● **Your objective**
Return each line of the listing that contains the string "spread".

(Records from a collection of figures)
START
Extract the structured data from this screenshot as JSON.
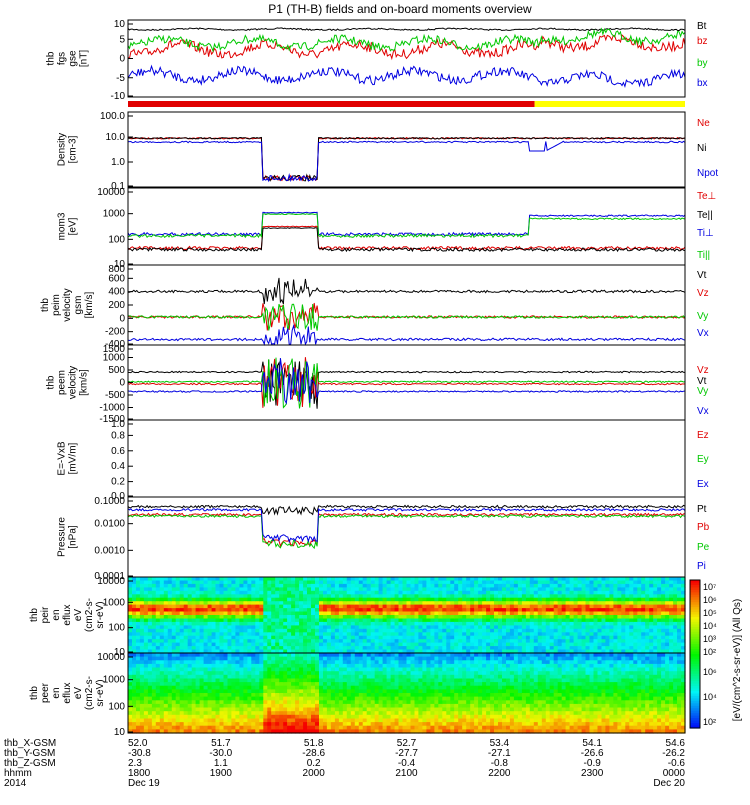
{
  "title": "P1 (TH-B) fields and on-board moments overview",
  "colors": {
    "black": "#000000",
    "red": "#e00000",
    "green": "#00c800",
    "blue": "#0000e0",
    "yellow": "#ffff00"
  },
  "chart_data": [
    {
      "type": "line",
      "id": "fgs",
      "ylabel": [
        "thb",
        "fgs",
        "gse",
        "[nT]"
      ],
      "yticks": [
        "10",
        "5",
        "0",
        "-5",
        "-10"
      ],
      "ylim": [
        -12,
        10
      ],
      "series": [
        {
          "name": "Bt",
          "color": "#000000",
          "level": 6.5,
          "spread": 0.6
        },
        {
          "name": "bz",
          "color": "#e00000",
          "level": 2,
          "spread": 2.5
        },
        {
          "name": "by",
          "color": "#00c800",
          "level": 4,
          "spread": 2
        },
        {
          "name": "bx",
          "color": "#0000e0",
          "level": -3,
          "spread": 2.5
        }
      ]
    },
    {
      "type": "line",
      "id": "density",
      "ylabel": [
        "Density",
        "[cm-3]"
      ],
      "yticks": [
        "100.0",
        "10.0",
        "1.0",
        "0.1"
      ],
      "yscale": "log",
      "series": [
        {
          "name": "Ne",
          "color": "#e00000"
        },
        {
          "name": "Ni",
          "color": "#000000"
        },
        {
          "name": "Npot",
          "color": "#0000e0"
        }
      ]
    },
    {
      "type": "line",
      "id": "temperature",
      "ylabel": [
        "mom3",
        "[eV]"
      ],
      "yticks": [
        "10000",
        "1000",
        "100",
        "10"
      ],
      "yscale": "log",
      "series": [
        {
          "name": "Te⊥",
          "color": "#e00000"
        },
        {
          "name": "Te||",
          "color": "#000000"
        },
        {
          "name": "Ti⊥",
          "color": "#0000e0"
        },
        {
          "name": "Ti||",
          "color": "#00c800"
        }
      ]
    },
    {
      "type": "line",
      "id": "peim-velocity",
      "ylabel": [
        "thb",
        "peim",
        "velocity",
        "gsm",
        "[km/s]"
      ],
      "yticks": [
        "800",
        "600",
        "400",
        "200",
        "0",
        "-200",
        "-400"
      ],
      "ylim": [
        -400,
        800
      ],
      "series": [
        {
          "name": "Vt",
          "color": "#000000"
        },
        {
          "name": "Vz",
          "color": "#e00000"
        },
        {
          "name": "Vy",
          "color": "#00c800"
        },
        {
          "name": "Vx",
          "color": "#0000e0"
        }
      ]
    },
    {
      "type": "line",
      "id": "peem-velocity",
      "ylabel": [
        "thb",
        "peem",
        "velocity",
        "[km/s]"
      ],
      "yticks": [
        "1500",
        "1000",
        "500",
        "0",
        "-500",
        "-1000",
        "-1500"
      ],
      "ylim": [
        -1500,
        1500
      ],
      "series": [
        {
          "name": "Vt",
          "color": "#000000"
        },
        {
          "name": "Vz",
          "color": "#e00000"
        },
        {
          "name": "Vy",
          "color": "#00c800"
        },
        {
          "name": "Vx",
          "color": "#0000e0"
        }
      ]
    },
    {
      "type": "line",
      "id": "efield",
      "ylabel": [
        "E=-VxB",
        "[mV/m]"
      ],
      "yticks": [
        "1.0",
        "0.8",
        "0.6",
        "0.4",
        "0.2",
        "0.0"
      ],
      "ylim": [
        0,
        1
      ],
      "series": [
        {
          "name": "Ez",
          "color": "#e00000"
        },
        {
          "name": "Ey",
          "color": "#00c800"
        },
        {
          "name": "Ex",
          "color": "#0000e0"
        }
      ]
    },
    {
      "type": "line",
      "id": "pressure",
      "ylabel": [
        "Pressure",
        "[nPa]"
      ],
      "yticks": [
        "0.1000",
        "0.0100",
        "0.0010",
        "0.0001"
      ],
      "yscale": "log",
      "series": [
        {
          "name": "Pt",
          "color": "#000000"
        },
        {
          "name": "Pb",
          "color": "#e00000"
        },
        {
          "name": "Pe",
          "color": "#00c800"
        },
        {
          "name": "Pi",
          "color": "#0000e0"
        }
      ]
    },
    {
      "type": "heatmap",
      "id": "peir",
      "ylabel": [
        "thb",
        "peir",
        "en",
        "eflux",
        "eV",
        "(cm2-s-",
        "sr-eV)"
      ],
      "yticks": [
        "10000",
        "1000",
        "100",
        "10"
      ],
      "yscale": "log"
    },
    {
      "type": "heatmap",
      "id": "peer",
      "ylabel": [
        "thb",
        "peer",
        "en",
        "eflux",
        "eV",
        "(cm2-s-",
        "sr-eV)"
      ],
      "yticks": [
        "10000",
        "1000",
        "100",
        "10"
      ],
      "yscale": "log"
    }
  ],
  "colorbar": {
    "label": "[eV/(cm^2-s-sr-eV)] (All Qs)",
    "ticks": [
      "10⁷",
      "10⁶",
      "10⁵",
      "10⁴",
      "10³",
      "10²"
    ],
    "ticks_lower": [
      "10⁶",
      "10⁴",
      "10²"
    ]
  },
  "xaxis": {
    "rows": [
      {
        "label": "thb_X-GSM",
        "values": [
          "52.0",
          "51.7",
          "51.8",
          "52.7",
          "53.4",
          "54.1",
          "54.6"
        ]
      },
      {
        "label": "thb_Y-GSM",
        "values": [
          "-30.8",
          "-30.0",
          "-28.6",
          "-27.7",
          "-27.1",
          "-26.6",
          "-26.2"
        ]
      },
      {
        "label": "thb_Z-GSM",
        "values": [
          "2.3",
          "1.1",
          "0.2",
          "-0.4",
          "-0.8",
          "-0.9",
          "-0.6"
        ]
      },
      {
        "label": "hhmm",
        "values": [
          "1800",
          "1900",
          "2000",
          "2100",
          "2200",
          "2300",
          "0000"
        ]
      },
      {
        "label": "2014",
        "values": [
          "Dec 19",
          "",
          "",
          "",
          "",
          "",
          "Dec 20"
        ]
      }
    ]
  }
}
END
● **The reply**
          "spread": 0.6
          "spread": 2.5
          "spread": 2
          "spread": 2.5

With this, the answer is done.